▶ _Given instruction_
From the entries provided below, copy each line that contains the word "this".
— Begin Stored data —
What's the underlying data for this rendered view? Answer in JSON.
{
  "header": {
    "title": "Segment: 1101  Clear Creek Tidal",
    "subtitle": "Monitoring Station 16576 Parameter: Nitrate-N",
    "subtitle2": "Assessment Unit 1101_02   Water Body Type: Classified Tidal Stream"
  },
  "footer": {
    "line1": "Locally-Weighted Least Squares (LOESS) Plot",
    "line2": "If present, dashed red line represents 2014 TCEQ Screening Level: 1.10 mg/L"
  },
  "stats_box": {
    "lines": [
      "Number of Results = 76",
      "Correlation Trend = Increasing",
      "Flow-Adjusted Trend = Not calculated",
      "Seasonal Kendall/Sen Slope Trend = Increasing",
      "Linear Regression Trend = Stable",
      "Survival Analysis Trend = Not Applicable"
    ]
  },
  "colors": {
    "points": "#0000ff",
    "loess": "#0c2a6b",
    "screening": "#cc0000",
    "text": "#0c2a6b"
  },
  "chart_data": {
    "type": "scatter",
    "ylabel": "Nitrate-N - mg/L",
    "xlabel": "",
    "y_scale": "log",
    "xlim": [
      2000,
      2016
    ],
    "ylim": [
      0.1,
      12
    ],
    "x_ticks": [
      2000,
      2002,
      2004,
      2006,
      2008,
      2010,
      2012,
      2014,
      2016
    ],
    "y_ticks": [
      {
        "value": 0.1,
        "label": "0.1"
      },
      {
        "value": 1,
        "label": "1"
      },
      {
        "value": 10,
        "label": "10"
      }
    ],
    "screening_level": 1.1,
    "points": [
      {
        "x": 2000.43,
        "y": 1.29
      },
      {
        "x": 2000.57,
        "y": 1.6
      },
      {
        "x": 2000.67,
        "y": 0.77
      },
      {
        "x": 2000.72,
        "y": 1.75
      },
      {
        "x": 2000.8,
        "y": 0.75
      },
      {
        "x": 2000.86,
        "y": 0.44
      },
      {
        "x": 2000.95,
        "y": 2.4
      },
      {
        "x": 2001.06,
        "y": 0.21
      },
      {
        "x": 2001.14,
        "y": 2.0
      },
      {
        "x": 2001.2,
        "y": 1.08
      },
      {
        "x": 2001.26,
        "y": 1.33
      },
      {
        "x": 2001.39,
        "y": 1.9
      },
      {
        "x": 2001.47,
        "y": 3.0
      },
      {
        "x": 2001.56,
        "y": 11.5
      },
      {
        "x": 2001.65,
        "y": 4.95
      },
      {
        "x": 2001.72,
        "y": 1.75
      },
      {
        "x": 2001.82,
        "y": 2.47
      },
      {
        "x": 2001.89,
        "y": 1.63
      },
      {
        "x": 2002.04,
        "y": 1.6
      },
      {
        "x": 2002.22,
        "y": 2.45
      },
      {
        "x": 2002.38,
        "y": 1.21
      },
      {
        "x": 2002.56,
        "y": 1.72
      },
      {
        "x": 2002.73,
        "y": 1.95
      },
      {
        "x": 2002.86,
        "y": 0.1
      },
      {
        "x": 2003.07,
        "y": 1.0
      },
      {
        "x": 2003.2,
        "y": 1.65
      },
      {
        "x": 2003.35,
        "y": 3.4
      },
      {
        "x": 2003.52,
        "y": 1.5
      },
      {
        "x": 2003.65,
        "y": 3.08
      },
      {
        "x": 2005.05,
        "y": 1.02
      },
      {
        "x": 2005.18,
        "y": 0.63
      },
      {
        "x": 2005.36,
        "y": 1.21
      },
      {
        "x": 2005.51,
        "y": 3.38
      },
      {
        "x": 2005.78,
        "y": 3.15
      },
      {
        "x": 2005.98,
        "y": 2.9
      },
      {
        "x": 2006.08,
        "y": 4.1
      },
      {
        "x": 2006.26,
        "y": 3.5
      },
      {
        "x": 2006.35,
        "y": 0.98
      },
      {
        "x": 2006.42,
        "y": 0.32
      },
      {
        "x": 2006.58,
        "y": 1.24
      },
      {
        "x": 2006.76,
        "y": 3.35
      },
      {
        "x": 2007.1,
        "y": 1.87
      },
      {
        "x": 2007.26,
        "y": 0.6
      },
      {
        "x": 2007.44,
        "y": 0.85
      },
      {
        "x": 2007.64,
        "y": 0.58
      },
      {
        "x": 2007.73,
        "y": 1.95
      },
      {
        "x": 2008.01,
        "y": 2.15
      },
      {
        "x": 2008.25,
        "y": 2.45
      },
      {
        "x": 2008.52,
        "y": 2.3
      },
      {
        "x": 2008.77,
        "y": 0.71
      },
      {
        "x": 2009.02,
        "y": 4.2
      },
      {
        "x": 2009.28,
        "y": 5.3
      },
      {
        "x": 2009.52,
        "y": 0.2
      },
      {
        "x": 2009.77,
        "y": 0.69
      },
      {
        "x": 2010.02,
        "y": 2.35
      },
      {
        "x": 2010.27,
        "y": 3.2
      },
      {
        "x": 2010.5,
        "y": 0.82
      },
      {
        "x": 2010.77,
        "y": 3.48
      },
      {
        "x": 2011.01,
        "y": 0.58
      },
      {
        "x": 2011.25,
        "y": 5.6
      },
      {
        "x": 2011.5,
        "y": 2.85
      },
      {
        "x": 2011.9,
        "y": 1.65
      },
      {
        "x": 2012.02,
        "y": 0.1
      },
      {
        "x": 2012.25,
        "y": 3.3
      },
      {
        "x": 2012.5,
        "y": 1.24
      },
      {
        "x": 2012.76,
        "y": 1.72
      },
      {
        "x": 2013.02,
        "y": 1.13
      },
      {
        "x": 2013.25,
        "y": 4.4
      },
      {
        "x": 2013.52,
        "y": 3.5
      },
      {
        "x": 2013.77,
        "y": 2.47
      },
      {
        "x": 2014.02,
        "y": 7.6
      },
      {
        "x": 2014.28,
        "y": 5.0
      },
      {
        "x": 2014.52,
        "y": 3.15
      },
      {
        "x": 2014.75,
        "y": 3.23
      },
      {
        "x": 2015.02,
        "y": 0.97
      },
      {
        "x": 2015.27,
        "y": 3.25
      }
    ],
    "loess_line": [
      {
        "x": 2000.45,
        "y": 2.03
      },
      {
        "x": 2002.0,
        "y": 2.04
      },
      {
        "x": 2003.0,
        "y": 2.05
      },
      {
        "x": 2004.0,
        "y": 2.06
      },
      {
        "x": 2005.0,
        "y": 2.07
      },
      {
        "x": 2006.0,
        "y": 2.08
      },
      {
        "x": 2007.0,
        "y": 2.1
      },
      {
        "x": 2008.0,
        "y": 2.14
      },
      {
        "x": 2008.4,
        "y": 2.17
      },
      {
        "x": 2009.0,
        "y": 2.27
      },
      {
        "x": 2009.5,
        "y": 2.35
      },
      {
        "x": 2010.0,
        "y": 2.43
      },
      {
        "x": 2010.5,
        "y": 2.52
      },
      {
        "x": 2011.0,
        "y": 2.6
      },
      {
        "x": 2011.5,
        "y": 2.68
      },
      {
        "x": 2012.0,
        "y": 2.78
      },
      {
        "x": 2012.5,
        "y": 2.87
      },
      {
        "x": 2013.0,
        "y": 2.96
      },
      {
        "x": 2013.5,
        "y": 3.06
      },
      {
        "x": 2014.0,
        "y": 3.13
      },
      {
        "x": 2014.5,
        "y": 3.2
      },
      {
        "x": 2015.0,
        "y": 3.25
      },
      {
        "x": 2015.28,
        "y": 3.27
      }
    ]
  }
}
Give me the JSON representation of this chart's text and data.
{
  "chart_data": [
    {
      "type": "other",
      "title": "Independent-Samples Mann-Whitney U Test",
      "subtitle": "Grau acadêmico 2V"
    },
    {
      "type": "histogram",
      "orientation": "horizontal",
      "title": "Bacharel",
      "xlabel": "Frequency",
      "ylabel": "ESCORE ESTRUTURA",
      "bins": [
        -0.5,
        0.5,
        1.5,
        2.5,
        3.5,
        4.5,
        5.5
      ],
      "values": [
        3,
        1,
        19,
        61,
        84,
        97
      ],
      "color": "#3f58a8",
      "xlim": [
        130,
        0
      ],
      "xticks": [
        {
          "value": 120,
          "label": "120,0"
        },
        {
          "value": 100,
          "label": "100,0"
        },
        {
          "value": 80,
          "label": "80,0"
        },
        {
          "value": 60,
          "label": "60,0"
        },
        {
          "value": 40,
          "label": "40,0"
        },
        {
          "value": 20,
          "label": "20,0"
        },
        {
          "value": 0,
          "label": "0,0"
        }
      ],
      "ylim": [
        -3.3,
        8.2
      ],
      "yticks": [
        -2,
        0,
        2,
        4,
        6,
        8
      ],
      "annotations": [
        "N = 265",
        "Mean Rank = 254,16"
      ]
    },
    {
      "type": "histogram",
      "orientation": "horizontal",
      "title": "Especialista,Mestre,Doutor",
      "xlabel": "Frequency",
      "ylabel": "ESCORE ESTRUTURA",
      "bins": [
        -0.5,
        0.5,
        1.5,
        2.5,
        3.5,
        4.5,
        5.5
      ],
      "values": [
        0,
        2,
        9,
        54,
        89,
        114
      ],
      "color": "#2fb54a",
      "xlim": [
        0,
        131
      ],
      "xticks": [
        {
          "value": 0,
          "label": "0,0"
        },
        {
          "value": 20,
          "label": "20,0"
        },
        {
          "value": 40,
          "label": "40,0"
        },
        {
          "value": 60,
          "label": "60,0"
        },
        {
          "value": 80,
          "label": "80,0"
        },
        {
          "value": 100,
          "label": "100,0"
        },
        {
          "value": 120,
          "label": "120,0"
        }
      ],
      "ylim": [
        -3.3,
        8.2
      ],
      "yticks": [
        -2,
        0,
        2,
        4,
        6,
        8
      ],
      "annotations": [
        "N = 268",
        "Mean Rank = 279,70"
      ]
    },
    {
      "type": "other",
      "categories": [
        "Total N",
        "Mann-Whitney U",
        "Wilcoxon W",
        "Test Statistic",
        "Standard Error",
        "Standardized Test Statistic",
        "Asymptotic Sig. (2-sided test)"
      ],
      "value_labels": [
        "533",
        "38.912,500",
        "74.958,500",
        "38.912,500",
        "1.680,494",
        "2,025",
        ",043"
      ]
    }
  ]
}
— End Stored data —
▶ _Response to the exercise_
What's the underlying data for this rendered view? Answer in JSON.
Give me the JSON representation of this chart's text and data.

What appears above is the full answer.